### EXERCISE REQUIREMENTS:
Copy out the listing that follows, exactly, without its pictures.

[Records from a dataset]
++++

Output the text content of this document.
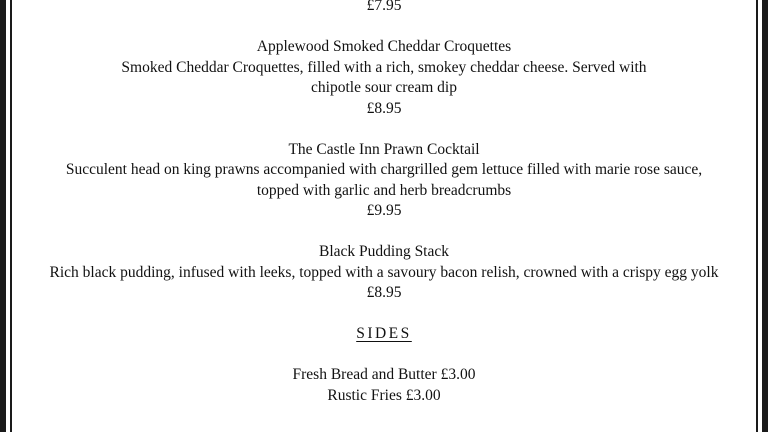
£7.95
Applewood Smoked Cheddar Croquettes
Smoked Cheddar Croquettes, filled with a rich, smokey cheddar cheese. Served with chipotle sour cream dip
£8.95
The Castle Inn Prawn Cocktail
Succulent head on king prawns accompanied with chargrilled gem lettuce filled with marie rose sauce, topped with garlic and herb breadcrumbs
£9.95
Black Pudding Stack
Rich black pudding, infused with leeks, topped with a savoury bacon relish, crowned with a crispy egg yolk
£8.95
SIDES
Fresh Bread and Butter £3.00
Rustic Fries £3.00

++++

### EXERCISE RESULT:
Output the text content of this document.
£7.95
Applewood Smoked Cheddar Croquettes
Smoked Cheddar Croquettes, filled with a rich, smokey cheddar cheese. Served with chipotle sour cream dip
£8.95
The Castle Inn Prawn Cocktail
Succulent head on king prawns accompanied with chargrilled gem lettuce filled with marie rose sauce, topped with garlic and herb breadcrumbs
£9.95
Black Pudding Stack
Rich black pudding, infused with leeks, topped with a savoury bacon relish, crowned with a crispy egg yolk
£8.95
SIDES
Fresh Bread and Butter £3.00
Rustic Fries £3.00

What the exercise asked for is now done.